#### [Given problem]
Find "Convert this document image to plain text." in the data, then restate the line it sits in and every later line word for word, ending with the last line.

[Data extracted from a collection]
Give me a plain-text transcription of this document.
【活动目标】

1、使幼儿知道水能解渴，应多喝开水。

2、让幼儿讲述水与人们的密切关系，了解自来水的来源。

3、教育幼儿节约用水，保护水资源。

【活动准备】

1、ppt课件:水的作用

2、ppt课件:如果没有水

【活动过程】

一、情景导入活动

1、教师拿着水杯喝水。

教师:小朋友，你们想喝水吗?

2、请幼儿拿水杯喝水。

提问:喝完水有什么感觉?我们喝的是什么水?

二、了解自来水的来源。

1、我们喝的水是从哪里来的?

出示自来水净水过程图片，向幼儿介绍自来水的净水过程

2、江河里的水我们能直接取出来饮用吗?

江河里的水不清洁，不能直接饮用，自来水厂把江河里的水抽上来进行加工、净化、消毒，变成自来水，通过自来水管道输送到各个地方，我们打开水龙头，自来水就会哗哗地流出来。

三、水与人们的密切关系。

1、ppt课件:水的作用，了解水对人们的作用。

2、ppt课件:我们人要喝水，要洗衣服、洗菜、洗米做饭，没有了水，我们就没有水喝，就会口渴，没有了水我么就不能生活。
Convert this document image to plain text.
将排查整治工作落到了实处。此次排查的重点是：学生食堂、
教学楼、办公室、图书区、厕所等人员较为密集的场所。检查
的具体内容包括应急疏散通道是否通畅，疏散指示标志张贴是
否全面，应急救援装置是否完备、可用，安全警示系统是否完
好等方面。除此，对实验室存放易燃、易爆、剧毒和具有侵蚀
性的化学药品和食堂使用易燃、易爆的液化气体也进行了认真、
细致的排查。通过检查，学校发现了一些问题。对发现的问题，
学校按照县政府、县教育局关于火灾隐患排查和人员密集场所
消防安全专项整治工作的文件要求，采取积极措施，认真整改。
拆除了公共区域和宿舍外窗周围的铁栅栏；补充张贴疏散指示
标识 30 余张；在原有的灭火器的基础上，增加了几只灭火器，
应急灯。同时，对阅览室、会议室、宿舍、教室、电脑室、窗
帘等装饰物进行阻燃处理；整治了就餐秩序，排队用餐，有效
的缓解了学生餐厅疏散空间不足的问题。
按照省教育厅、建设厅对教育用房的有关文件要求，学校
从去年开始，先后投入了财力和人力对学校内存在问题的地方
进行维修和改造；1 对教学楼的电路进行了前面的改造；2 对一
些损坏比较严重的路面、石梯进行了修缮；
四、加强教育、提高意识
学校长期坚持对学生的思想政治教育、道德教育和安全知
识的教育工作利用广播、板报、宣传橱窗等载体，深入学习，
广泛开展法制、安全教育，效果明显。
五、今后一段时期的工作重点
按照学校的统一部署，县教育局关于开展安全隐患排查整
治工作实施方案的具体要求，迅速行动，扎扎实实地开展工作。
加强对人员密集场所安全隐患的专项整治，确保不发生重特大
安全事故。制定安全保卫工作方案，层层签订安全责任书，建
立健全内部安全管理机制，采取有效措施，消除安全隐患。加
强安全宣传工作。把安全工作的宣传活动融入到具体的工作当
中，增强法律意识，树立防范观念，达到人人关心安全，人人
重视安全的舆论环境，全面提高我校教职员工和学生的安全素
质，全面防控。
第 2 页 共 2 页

#### [Task solution]
Convert this document image to plain text.
将排查整治工作落到了实处。此次排查的重点是：学生食堂、
教学楼、办公室、图书区、厕所等人员较为密集的场所。检查
的具体内容包括应急疏散通道是否通畅，疏散指示标志张贴是
否全面，应急救援装置是否完备、可用，安全警示系统是否完
好等方面。除此，对实验室存放易燃、易爆、剧毒和具有侵蚀
性的化学药品和食堂使用易燃、易爆的液化气体也进行了认真、
细致的排查。通过检查，学校发现了一些问题。对发现的问题，
学校按照县政府、县教育局关于火灾隐患排查和人员密集场所
消防安全专项整治工作的文件要求，采取积极措施，认真整改。
拆除了公共区域和宿舍外窗周围的铁栅栏；补充张贴疏散指示
标识 30 余张；在原有的灭火器的基础上，增加了几只灭火器，
应急灯。同时，对阅览室、会议室、宿舍、教室、电脑室、窗
帘等装饰物进行阻燃处理；整治了就餐秩序，排队用餐，有效
的缓解了学生餐厅疏散空间不足的问题。
按照省教育厅、建设厅对教育用房的有关文件要求，学校
从去年开始，先后投入了财力和人力对学校内存在问题的地方
进行维修和改造；1 对教学楼的电路进行了前面的改造；2 对一
些损坏比较严重的路面、石梯进行了修缮；
四、加强教育、提高意识
学校长期坚持对学生的思想政治教育、道德教育和安全知
识的教育工作利用广播、板报、宣传橱窗等载体，深入学习，
广泛开展法制、安全教育，效果明显。
五、今后一段时期的工作重点
按照学校的统一部署，县教育局关于开展安全隐患排查整
治工作实施方案的具体要求，迅速行动，扎扎实实地开展工作。
加强对人员密集场所安全隐患的专项整治，确保不发生重特大
安全事故。制定安全保卫工作方案，层层签订安全责任书，建
立健全内部安全管理机制，采取有效措施，消除安全隐患。加
强安全宣传工作。把安全工作的宣传活动融入到具体的工作当
中，增强法律意识，树立防范观念，达到人人关心安全，人人
重视安全的舆论环境，全面提高我校教职员工和学生的安全素
质，全面防控。
第 2 页 共 2 页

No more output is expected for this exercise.